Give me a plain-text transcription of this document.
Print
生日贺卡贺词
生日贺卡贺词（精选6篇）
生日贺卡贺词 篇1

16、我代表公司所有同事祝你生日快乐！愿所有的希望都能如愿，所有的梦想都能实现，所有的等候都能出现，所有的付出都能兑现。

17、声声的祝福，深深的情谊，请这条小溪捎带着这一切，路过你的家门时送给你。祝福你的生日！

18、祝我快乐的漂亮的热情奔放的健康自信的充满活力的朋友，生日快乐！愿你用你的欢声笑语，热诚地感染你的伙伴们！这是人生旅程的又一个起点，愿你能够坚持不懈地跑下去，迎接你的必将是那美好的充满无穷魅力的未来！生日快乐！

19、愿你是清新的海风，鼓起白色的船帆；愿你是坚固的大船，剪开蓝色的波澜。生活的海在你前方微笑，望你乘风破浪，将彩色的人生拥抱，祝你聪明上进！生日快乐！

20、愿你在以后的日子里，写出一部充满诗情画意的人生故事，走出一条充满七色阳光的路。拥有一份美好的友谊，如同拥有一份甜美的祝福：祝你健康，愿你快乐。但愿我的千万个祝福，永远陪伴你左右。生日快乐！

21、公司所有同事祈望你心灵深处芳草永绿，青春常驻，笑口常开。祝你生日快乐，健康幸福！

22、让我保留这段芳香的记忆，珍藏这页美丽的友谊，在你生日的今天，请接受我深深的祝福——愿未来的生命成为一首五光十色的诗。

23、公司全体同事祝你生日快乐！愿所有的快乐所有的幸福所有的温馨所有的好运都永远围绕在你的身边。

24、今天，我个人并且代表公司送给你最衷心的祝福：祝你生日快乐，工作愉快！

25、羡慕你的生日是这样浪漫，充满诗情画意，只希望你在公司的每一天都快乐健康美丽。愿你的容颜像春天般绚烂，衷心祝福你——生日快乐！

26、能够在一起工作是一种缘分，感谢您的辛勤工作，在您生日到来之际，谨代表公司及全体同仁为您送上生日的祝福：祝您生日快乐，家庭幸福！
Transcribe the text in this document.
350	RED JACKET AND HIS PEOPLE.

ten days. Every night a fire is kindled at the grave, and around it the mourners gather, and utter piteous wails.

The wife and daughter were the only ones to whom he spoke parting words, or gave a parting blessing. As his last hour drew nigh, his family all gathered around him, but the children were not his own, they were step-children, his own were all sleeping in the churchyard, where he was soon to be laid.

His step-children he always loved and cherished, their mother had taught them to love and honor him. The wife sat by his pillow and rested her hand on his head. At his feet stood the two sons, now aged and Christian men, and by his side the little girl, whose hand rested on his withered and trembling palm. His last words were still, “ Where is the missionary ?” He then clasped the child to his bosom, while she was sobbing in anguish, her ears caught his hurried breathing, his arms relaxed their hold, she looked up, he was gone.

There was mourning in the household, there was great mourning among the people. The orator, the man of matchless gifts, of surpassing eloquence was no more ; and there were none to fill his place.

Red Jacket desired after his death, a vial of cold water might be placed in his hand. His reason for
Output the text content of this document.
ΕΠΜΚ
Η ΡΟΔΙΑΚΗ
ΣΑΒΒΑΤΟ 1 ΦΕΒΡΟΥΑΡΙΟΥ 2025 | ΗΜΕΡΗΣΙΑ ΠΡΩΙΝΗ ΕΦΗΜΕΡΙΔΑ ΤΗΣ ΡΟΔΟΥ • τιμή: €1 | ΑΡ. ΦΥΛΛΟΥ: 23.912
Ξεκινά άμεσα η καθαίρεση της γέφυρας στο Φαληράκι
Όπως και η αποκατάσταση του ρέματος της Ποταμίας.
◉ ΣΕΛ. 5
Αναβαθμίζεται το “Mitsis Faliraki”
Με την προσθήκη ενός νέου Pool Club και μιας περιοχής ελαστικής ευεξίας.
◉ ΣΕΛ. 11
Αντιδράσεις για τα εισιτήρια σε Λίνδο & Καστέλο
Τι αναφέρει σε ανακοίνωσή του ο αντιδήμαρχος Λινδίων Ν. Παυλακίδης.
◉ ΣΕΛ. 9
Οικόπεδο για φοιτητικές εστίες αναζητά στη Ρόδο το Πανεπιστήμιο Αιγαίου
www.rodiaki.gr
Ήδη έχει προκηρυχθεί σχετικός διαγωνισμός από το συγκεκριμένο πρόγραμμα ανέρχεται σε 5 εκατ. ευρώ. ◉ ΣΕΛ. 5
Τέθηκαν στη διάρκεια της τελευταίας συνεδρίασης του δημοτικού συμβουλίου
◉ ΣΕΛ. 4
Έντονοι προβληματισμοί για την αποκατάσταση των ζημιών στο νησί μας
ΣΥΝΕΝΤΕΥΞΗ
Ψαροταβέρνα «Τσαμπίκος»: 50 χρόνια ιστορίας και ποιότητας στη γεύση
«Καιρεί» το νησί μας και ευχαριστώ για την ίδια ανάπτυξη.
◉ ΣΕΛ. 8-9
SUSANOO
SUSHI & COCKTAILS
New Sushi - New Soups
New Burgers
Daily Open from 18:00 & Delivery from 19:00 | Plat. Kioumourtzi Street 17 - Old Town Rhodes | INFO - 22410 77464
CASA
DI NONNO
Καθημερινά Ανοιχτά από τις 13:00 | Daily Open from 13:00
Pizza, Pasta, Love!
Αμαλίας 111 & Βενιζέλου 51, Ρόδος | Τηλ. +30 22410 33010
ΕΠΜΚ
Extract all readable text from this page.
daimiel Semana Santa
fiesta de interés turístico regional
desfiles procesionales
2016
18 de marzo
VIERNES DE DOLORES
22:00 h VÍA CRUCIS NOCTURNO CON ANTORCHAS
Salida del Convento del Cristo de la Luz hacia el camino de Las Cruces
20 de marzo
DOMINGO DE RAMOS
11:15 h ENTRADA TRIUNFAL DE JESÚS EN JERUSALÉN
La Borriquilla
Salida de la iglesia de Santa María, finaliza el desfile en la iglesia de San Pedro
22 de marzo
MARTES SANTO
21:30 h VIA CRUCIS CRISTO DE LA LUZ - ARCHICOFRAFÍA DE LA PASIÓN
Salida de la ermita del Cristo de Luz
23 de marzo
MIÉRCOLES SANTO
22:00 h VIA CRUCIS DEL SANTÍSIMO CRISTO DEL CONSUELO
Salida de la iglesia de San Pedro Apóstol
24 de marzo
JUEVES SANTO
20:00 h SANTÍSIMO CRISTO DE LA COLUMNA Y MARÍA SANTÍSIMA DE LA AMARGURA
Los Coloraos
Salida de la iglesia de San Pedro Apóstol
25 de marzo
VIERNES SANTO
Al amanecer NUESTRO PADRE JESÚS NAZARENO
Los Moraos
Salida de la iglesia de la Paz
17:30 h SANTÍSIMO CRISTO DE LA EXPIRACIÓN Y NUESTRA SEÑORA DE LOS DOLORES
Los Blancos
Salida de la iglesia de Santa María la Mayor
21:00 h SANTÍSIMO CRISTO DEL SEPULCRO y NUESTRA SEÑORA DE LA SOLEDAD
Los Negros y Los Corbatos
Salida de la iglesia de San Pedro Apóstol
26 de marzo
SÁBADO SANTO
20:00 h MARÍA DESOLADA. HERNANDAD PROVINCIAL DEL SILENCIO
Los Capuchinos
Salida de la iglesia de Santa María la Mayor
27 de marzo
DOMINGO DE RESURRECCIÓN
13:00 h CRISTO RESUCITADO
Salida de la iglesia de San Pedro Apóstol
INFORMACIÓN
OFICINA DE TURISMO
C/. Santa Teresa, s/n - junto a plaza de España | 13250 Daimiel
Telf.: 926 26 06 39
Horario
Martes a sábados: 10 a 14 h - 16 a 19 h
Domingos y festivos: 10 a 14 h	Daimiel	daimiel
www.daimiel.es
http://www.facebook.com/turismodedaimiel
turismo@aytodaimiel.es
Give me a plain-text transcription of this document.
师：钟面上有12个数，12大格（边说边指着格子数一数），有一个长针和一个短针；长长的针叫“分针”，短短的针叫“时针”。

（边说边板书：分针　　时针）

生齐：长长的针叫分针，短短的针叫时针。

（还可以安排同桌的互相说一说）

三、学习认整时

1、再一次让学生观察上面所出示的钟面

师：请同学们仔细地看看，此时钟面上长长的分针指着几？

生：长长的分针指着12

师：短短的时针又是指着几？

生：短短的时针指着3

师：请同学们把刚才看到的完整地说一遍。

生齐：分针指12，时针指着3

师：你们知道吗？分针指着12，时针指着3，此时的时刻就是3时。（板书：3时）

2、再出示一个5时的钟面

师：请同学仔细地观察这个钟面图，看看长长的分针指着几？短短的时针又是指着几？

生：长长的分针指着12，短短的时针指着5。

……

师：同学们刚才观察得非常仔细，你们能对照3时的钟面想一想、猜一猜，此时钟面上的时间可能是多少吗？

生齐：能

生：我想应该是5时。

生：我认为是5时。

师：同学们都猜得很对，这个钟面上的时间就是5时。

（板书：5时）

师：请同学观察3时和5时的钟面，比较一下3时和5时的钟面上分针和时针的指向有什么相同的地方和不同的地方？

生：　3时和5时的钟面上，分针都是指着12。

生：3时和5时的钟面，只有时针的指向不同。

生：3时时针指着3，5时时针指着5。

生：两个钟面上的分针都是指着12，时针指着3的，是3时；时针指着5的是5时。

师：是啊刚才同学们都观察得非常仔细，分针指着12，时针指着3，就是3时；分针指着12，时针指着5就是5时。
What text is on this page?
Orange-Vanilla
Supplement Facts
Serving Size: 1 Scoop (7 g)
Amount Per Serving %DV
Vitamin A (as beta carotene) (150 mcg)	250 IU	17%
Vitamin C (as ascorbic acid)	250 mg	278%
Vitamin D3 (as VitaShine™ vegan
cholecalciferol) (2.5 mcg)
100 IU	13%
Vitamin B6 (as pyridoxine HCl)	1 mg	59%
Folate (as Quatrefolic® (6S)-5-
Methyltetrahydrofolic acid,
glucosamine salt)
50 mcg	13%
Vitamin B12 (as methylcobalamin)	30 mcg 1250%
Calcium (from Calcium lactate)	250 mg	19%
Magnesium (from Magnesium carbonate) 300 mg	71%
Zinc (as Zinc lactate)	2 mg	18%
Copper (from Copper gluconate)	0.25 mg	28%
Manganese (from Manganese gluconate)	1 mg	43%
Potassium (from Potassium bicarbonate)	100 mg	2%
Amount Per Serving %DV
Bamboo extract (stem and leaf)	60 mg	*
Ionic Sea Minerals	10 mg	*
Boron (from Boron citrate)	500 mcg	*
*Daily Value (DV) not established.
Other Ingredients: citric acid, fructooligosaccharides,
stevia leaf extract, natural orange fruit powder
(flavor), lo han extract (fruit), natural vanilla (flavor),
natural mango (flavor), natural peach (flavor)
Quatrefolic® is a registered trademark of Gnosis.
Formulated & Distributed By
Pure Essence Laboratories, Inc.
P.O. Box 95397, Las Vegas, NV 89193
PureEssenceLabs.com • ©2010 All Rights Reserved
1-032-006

____________

• Task to carry out:
Tally up the lines holding the string "SEÑORA" in this listing, and report the total alone.

• Final result:
2